● Records to use

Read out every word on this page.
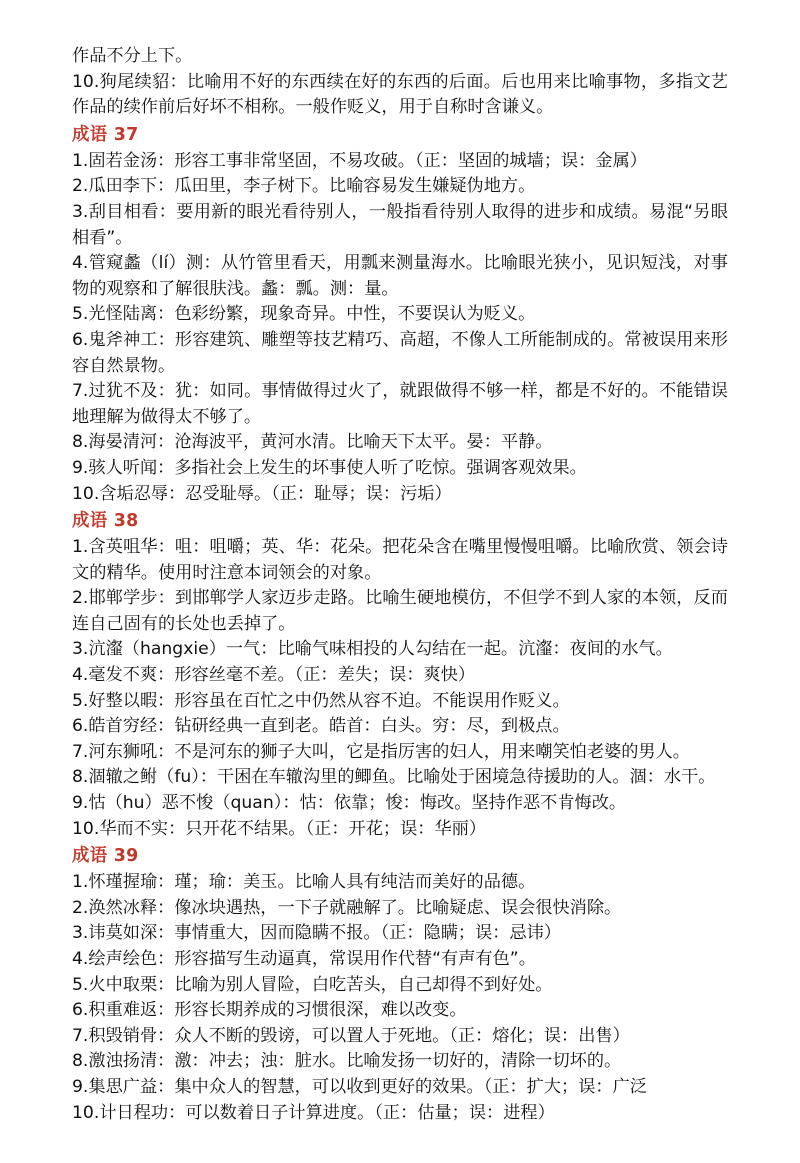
作品不分上下。

10.狗尾续貂：比喻用不好的东西续在好的东西的后面。后也用来比喻事物，多指文艺作品的续作前后好坏不相称。一般作贬义，用于自称时含谦义。

成语 37

1.固若金汤：形容工事非常坚固，不易攻破。（正：坚固的城墙；误：金属）

2.瓜田李下：瓜田里，李子树下。比喻容易发生嫌疑伪地方。

3.刮目相看：要用新的眼光看待别人，一般指看待别人取得的进步和成绩。易混“另眼相看”。

4.管窥蠡（lí）测：从竹管里看天，用瓢来测量海水。比喻眼光狭小，见识短浅，对事物的观察和了解很肤浅。蠡：瓢。测：量。

5.光怪陆离：色彩纷繁，现象奇异。中性，不要误认为贬义。

6.鬼斧神工：形容建筑、雕塑等技艺精巧、高超，不像人工所能制成的。常被误用来形容自然景物。

7.过犹不及：犹：如同。事情做得过火了，就跟做得不够一样，都是不好的。不能错误地理解为做得太不够了。

8.海晏清河：沧海波平，黄河水清。比喻天下太平。晏：平静。

9.骇人听闻：多指社会上发生的坏事使人听了吃惊。强调客观效果。

10.含垢忍辱：忍受耻辱。（正：耻辱；误：污垢）

成语 38

1.含英咀华：咀：咀嚼；英、华：花朵。把花朵含在嘴里慢慢咀嚼。比喻欣赏、领会诗文的精华。使用时注意本词领会的对象。

2.邯郸学步：到邯郸学人家迈步走路。比喻生硬地模仿，不但学不到人家的本领，反而连自己固有的长处也丢掉了。

3.沆瀣（hangxie）一气：比喻气味相投的人勾结在一起。沆瀣：夜间的水气。

4.毫发不爽：形容丝毫不差。（正：差失；误：爽快）

5.好整以暇：形容虽在百忙之中仍然从容不迫。不能误用作贬义。

6.皓首穷经：钻研经典一直到老。皓首：白头。穷：尽，到极点。

7.河东狮吼：不是河东的狮子大叫，它是指厉害的妇人，用来嘲笑怕老婆的男人。

8.涸辙之鲋（fu）：干困在车辙沟里的鲫鱼。比喻处于困境急待援助的人。涸：水干。

9.怙（hu）恶不悛（quan）：怙：依靠；悛：悔改。坚持作恶不肯悔改。

10.华而不实：只开花不结果。（正：开花；误：华丽）

成语 39

1.怀瑾握瑜：瑾；瑜：美玉。比喻人具有纯洁而美好的品德。

2.涣然冰释：像冰块遇热，一下子就融解了。比喻疑虑、误会很快消除。

3.讳莫如深：事情重大，因而隐瞒不报。（正：隐瞒；误：忌讳）

4.绘声绘色：形容描写生动逼真，常误用作代替“有声有色”。

5.火中取栗：比喻为别人冒险，白吃苦头，自己却得不到好处。

6.积重难返：形容长期养成的习惯很深，难以改变。

7.积毁销骨：众人不断的毁谤，可以置人于死地。（正：熔化；误：出售）

8.激浊扬清：激：冲去；浊：脏水。比喻发扬一切好的，清除一切坏的。

9.集思广益：集中众人的智慧，可以收到更好的效果。（正：扩大；误：广泛

10.计日程功：可以数着日子计算进度。（正：估量；误：进程）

● Aim
All records above are to be printed exactly, minus the pictures they contain.

● Complete output
Read out every word on this page.
作品不分上下。

10.狗尾续貂：比喻用不好的东西续在好的东西的后面。后也用来比喻事物，多指文艺作品的续作前后好坏不相称。一般作贬义，用于自称时含谦义。

成语 37

1.固若金汤：形容工事非常坚固，不易攻破。（正：坚固的城墙；误：金属）

2.瓜田李下：瓜田里，李子树下。比喻容易发生嫌疑伪地方。

3.刮目相看：要用新的眼光看待别人，一般指看待别人取得的进步和成绩。易混“另眼相看”。

4.管窥蠡（lí）测：从竹管里看天，用瓢来测量海水。比喻眼光狭小，见识短浅，对事物的观察和了解很肤浅。蠡：瓢。测：量。

5.光怪陆离：色彩纷繁，现象奇异。中性，不要误认为贬义。

6.鬼斧神工：形容建筑、雕塑等技艺精巧、高超，不像人工所能制成的。常被误用来形容自然景物。

7.过犹不及：犹：如同。事情做得过火了，就跟做得不够一样，都是不好的。不能错误地理解为做得太不够了。

8.海晏清河：沧海波平，黄河水清。比喻天下太平。晏：平静。

9.骇人听闻：多指社会上发生的坏事使人听了吃惊。强调客观效果。

10.含垢忍辱：忍受耻辱。（正：耻辱；误：污垢）

成语 38

1.含英咀华：咀：咀嚼；英、华：花朵。把花朵含在嘴里慢慢咀嚼。比喻欣赏、领会诗文的精华。使用时注意本词领会的对象。

2.邯郸学步：到邯郸学人家迈步走路。比喻生硬地模仿，不但学不到人家的本领，反而连自己固有的长处也丢掉了。

3.沆瀣（hangxie）一气：比喻气味相投的人勾结在一起。沆瀣：夜间的水气。

4.毫发不爽：形容丝毫不差。（正：差失；误：爽快）

5.好整以暇：形容虽在百忙之中仍然从容不迫。不能误用作贬义。

6.皓首穷经：钻研经典一直到老。皓首：白头。穷：尽，到极点。

7.河东狮吼：不是河东的狮子大叫，它是指厉害的妇人，用来嘲笑怕老婆的男人。

8.涸辙之鲋（fu）：干困在车辙沟里的鲫鱼。比喻处于困境急待援助的人。涸：水干。

9.怙（hu）恶不悛（quan）：怙：依靠；悛：悔改。坚持作恶不肯悔改。

10.华而不实：只开花不结果。（正：开花；误：华丽）

成语 39

1.怀瑾握瑜：瑾；瑜：美玉。比喻人具有纯洁而美好的品德。

2.涣然冰释：像冰块遇热，一下子就融解了。比喻疑虑、误会很快消除。

3.讳莫如深：事情重大，因而隐瞒不报。（正：隐瞒；误：忌讳）

4.绘声绘色：形容描写生动逼真，常误用作代替“有声有色”。

5.火中取栗：比喻为别人冒险，白吃苦头，自己却得不到好处。

6.积重难返：形容长期养成的习惯很深，难以改变。

7.积毁销骨：众人不断的毁谤，可以置人于死地。（正：熔化；误：出售）

8.激浊扬清：激：冲去；浊：脏水。比喻发扬一切好的，清除一切坏的。

9.集思广益：集中众人的智慧，可以收到更好的效果。（正：扩大；误：广泛

10.计日程功：可以数着日子计算进度。（正：估量；误：进程）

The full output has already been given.